** DIRECTIVE **
Give all the lines below again, exactly, with no pictures.

Data listing:
◆ ◆ ◆ ◆ ◆ ◆ ◆

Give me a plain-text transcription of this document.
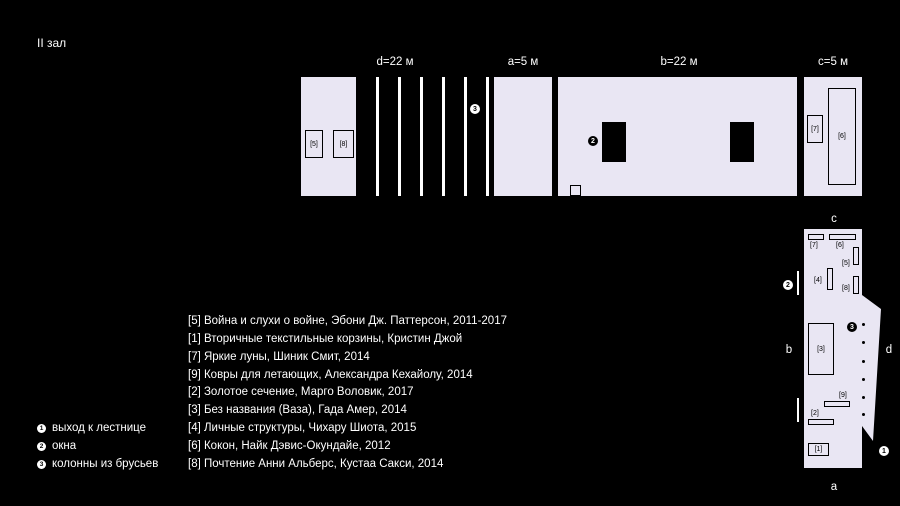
II зал
d=22 м	a=5 м	b=22 м	c=5 м
[5]	[8]
3
2
[7]
[6]
c
b	d
a
2
3
1
[7]	[6]
[5]
[4]
[8]
[3]
[9]
[2]
[1]
1 выход к лестнице
2 окна
3 колонны из брусьев
[5] Война и слухи о войне, Эбони Дж. Паттерсон, 2011-2017
[1] Вторичные текстильные корзины, Кристин Джой
[7] Яркие луны, Шиник Смит, 2014
[9] Ковры для летающих, Александра Кехайолу, 2014
[2] Золотое сечение, Марго Воловик, 2017
[3] Без названия (Ваза), Гада Амер, 2014
[4] Личные структуры, Чихару Шиота, 2015
[6] Кокон, Найк Дэвис-Окундайе, 2012
[8] Почтение Анни Альберс, Кустаа Сакси, 2014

◆ ◆ ◆ ◆ ◆ ◆ ◆

** REPLY TO THE EXERCISE **
Give me a plain-text transcription of this document.
II зал
d=22 м	a=5 м	b=22 м	c=5 м
[5]	[8]
3
2
[7]
[6]
c
b	d
a
2
3
1
[7]	[6]
[5]
[4]
[8]
[3]
[9]
[2]
[1]
1 выход к лестнице
2 окна
3 колонны из брусьев
[5] Война и слухи о войне, Эбони Дж. Паттерсон, 2011-2017
[1] Вторичные текстильные корзины, Кристин Джой
[7] Яркие луны, Шиник Смит, 2014
[9] Ковры для летающих, Александра Кехайолу, 2014
[2] Золотое сечение, Марго Воловик, 2017
[3] Без названия (Ваза), Гада Амер, 2014
[4] Личные структуры, Чихару Шиота, 2015
[6] Кокон, Найк Дэвис-Окундайе, 2012
[8] Почтение Анни Альберс, Кустаа Сакси, 2014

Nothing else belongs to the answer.